▶ _INSTRUCCIÓN DADA A_
Traduce al inglés esta oración del texto extraído: "La imagen, convertida en el símbolo universal del amor, puede admirarse en la galería Belvedere de Viena."

▶ _TEXTO EXTRAÍDO_
----------

Son palabras de Gustav Klimt: “Todo el arte es erótico. La verdad es como el fuego; decir la verdad significa brillar por un momento para quemarse después”.
Con todo, días más tarde del revuelo, busqué El beso. ¡Qué alegría seguir encontrando la obra más icónica del pintor austriaco como primera referencia! La imagen, convertida en el símbolo universal del amor, puede admirarse en la galería Belvedere de Viena. El artista vanguardista siempre estuvo rodeado de polémica y escándalo.
Firmé un contrato hace uno, dos días, cuando se cerraba agosto y entraba septiembre. Ahí, tan cerca del final como del principio, dije que madrugaría tanto como el sol y pasearía largos recorridos antes de sentarme a escribir, antes de empezar a vivir. La tecnología quiere conquistar mi territorio; la política, tan adulterada, quiere contarme su cuento. Buscaré en la música y en el arte, cruzaré el bosque, seguiré leyendo.

----------

▶ _LISTADO_
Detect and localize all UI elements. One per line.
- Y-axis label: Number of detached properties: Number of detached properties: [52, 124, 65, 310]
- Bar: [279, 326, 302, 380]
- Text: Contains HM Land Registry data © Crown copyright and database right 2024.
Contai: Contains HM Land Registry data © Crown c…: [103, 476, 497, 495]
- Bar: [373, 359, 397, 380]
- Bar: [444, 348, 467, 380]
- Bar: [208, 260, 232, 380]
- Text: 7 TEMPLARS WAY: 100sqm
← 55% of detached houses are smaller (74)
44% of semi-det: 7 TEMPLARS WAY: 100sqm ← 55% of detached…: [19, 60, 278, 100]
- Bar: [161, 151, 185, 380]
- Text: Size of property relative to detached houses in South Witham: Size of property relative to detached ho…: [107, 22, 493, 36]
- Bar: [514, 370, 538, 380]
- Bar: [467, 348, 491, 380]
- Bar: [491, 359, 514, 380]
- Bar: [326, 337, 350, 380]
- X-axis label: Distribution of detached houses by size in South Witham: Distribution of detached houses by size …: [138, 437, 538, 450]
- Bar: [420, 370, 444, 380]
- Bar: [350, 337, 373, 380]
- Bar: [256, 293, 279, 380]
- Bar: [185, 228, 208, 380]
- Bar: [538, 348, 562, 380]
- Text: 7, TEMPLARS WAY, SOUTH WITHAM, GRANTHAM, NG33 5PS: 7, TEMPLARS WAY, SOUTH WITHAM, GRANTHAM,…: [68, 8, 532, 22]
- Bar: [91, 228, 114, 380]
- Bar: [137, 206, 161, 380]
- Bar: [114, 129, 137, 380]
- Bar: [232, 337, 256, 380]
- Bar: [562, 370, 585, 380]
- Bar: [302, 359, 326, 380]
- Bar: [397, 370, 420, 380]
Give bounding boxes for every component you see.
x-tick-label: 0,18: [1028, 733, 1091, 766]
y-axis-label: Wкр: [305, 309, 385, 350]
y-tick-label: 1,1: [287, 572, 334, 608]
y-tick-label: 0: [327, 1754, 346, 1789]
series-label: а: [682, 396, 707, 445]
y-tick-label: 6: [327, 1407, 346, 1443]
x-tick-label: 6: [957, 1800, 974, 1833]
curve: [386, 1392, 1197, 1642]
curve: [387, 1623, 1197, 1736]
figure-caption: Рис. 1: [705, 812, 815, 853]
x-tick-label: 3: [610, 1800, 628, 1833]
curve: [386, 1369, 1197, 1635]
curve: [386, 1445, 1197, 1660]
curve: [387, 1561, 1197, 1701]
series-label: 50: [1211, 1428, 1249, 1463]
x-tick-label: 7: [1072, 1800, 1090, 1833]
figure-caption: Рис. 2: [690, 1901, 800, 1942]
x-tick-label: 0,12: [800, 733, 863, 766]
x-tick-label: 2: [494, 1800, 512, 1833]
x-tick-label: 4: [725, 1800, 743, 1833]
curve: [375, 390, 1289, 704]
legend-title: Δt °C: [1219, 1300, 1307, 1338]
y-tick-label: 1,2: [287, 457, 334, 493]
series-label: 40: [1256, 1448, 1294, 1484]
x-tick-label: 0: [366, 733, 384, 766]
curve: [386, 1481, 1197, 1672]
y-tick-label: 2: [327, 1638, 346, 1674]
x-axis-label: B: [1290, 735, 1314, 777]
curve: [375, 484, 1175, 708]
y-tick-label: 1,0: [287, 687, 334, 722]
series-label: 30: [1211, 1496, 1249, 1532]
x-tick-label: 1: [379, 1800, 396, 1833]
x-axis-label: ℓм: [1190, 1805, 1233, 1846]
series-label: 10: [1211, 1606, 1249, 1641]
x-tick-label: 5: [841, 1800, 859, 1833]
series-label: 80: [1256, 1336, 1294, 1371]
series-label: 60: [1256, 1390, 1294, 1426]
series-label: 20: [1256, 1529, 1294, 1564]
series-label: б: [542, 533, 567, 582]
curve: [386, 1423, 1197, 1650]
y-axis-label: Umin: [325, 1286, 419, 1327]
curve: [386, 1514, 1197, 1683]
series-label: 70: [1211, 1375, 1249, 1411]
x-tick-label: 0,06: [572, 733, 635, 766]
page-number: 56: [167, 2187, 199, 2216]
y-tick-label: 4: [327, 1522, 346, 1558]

----------

▶ _INSTRUCCIÓN DADA B_
Imprime sin cambios las primeras líneas del listado: comienza por la primera línea del listado y detente después de la que contiene "- Text: Contains".

▶ _SOLUCIÓN COMPLETA A_
The image, which has become the universal symbol of love, can be admired at the Belvedere gallery in Vienna.

▶ _SOLUCIÓN COMPLETA B_
Detect and localize all UI elements. One per line.
- Y-axis label: Number of detached properties: Number of detached properties: [52, 124, 65, 310]
- Bar: [279, 326, 302, 380]
- Text: Contains HM Land Registry data © Crown copyright and database right 2024.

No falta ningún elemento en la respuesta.